◆ Given task: Rewrite the records from the start through the line with "- liker-avatar[interactable]: [620, 865, 670, 915]", changing "avatar-detail" to "avatar-part" and leaving everything else unchanged.

◆ Provided records:
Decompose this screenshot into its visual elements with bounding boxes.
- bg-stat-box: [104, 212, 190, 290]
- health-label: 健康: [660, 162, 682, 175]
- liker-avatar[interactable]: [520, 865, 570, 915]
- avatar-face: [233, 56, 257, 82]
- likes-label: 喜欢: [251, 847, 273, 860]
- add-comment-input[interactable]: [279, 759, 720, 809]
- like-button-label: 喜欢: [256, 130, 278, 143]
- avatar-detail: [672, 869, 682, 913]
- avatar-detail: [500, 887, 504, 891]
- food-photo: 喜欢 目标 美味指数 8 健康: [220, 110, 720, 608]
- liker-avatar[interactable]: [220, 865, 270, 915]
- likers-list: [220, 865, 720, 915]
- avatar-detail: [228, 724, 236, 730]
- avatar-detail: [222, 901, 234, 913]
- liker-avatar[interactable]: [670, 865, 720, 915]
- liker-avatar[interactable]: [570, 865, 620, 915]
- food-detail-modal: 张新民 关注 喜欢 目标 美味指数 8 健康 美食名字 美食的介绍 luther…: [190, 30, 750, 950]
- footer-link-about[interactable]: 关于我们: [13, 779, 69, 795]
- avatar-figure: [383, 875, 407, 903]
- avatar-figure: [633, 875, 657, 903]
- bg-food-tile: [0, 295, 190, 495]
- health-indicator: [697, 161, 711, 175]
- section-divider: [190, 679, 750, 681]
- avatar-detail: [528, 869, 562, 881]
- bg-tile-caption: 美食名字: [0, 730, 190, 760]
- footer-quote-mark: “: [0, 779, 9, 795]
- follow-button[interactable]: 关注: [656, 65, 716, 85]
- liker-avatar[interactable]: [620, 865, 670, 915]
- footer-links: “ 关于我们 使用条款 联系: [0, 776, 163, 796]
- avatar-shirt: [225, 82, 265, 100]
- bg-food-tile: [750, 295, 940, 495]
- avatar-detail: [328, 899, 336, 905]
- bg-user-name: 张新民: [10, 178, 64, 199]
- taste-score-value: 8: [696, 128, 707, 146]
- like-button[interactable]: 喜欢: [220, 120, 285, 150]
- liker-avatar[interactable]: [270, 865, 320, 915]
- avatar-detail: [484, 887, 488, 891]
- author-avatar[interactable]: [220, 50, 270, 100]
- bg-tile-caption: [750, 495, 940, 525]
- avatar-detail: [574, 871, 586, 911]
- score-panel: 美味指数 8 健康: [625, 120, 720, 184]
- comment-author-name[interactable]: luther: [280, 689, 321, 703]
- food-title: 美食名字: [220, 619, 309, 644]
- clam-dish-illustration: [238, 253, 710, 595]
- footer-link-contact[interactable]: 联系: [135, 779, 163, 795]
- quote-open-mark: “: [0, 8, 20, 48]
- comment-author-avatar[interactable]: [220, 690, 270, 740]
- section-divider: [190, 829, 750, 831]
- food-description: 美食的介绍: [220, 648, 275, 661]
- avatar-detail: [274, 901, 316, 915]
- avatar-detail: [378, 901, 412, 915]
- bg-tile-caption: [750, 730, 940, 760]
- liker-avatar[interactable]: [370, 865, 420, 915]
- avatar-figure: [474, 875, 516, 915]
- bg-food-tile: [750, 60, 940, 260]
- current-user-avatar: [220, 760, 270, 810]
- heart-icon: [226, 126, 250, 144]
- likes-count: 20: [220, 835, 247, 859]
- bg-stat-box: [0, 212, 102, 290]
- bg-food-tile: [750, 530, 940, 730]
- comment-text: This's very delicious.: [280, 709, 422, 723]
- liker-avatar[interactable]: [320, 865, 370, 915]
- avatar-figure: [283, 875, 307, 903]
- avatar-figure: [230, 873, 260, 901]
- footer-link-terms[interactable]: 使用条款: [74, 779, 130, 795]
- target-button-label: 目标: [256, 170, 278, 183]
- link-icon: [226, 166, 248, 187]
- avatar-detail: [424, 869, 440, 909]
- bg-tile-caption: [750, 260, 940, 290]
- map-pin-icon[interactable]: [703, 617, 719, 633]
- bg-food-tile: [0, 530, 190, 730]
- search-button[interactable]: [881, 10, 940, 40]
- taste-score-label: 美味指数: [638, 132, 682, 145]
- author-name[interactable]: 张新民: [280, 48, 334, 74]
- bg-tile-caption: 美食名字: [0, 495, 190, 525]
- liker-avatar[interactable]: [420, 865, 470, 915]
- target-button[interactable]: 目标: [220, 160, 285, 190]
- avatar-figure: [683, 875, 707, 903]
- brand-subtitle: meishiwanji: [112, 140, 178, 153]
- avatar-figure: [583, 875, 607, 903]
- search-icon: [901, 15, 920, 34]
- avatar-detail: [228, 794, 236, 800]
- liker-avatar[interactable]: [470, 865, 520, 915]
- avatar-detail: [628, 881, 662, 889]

◆ Written response:
Decompose this screenshot into its visual elements with bounding boxes.
- bg-stat-box: [104, 212, 190, 290]
- health-label: 健康: [660, 162, 682, 175]
- liker-avatar[interactable]: [520, 865, 570, 915]
- avatar-face: [233, 56, 257, 82]
- likes-label: 喜欢: [251, 847, 273, 860]
- add-comment-input[interactable]: [279, 759, 720, 809]
- like-button-label: 喜欢: [256, 130, 278, 143]
- avatar-part: [672, 869, 682, 913]
- avatar-part: [500, 887, 504, 891]
- food-photo: 喜欢 目标 美味指数 8 健康: [220, 110, 720, 608]
- liker-avatar[interactable]: [220, 865, 270, 915]
- likers-list: [220, 865, 720, 915]
- avatar-part: [228, 724, 236, 730]
- avatar-part: [222, 901, 234, 913]
- liker-avatar[interactable]: [670, 865, 720, 915]
- liker-avatar[interactable]: [570, 865, 620, 915]
- food-detail-modal: 张新民 关注 喜欢 目标 美味指数 8 健康 美食名字 美食的介绍 luther…: [190, 30, 750, 950]
- footer-link-about[interactable]: 关于我们: [13, 779, 69, 795]
- avatar-figure: [383, 875, 407, 903]
- avatar-figure: [633, 875, 657, 903]
- bg-food-tile: [0, 295, 190, 495]
- health-indicator: [697, 161, 711, 175]
- section-divider: [190, 679, 750, 681]
- avatar-part: [528, 869, 562, 881]
- bg-tile-caption: 美食名字: [0, 730, 190, 760]
- footer-quote-mark: “: [0, 779, 9, 795]
- follow-button[interactable]: 关注: [656, 65, 716, 85]
- liker-avatar[interactable]: [620, 865, 670, 915]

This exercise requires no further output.